- _Task to carry out_:
Extract each line of the material that follows exactly and omit its pictures.

○ ○ ○ ○ ○ ○ ○

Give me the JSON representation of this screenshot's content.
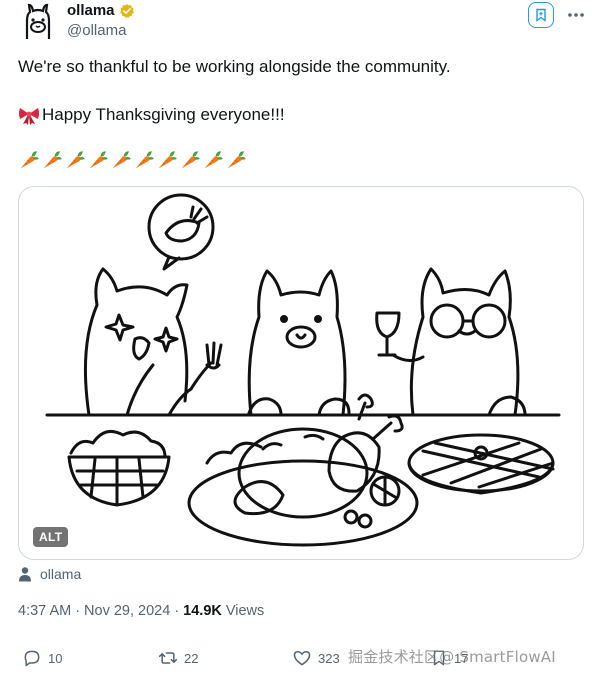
{
  "author": {
    "display_name": "ollama",
    "handle": "@ollama"
  },
  "tweet": {
    "line1": "We're so thankful to be working alongside the community.",
    "line2": "Happy Thanksgiving everyone!!!",
    "carrot_count": 10
  },
  "media": {
    "alt_label": "ALT"
  },
  "credit": {
    "name": "ollama"
  },
  "meta": {
    "time": "4:37 AM",
    "separator": "·",
    "date": "Nov 29, 2024",
    "views_count": "14.9K",
    "views_label": "Views"
  },
  "actions": {
    "replies": "10",
    "reposts": "22",
    "likes": "323",
    "bookmarks": "17"
  },
  "watermark": "掘金技术社区@ SmartFlowAI",
  "icons": {
    "verified": "verified-gold-icon",
    "ribbon": "ribbon-emoji-icon",
    "carrot": "carrot-emoji-icon",
    "grok": "grok-icon",
    "more": "more-dots-icon",
    "person": "person-icon",
    "reply": "reply-icon",
    "repost": "repost-icon",
    "like": "heart-icon",
    "bookmark": "bookmark-icon"
  },
  "colors": {
    "accent": "#1d9bf0",
    "muted": "#536471",
    "verified_gold": "#e2b719",
    "carrot": "#f07a1a",
    "ribbon": "#d6253e"
  }
}
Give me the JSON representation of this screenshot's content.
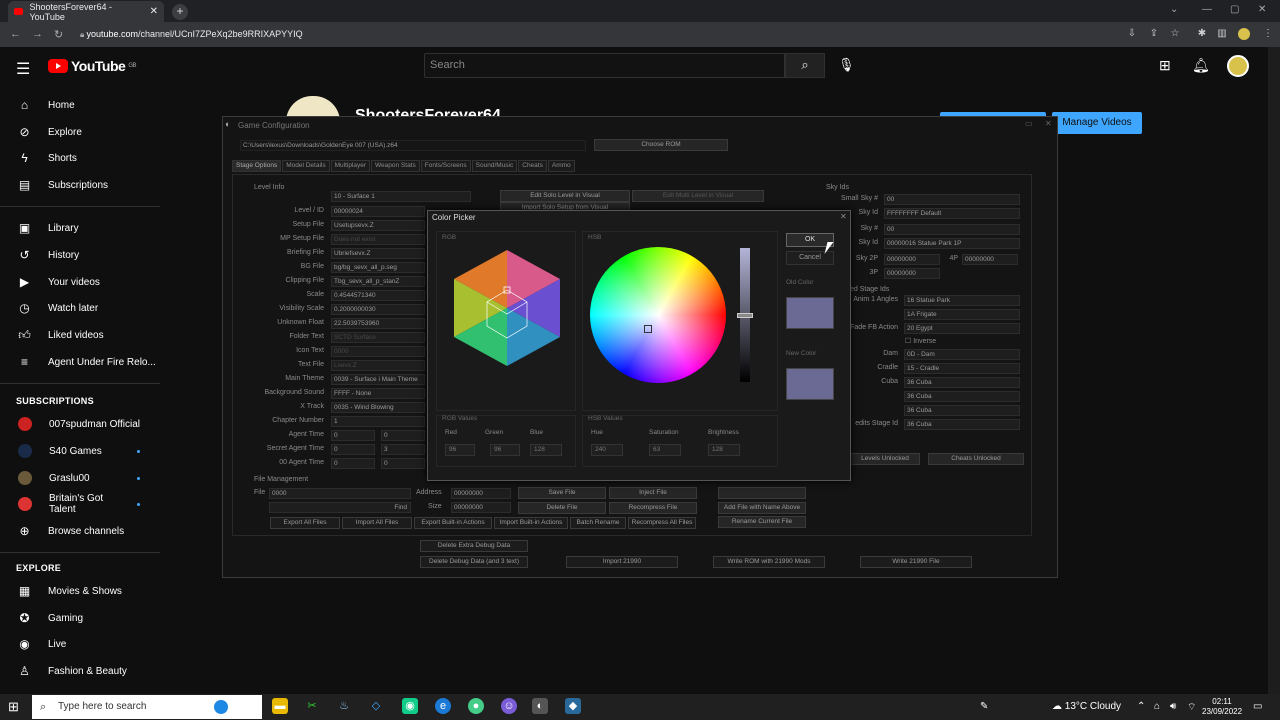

○ ○ ○ ○ ○ ○ ○

- _Expected output_:
Give me the JSON representation of this screenshot's content.
{
  "author": {
    "display_name": "ollama",
    "handle": "@ollama"
  },
  "tweet": {
    "line1": "We're so thankful to be working alongside the community.",
    "line2": "Happy Thanksgiving everyone!!!",
    "carrot_count": 10
  },
  "media": {
    "alt_label": "ALT"
  },
  "credit": {
    "name": "ollama"
  },
  "meta": {
    "time": "4:37 AM",
    "separator": "·",
    "date": "Nov 29, 2024",
    "views_count": "14.9K",
    "views_label": "Views"
  },
  "actions": {
    "replies": "10",
    "reposts": "22",
    "likes": "323",
    "bookmarks": "17"
  },
  "watermark": "掘金技术社区@ SmartFlowAI",
  "icons": {
    "verified": "verified-gold-icon",
    "ribbon": "ribbon-emoji-icon",
    "carrot": "carrot-emoji-icon",
    "grok": "grok-icon",
    "more": "more-dots-icon",
    "person": "person-icon",
    "reply": "reply-icon",
    "repost": "repost-icon",
    "like": "heart-icon",
    "bookmark": "bookmark-icon"
  },
  "colors": {
    "accent": "#1d9bf0",
    "muted": "#536471",
    "verified_gold": "#e2b719",
    "carrot": "#f07a1a",
    "ribbon": "#d6253e"
  }
}
Give me the JSON representation of this screenshot's content.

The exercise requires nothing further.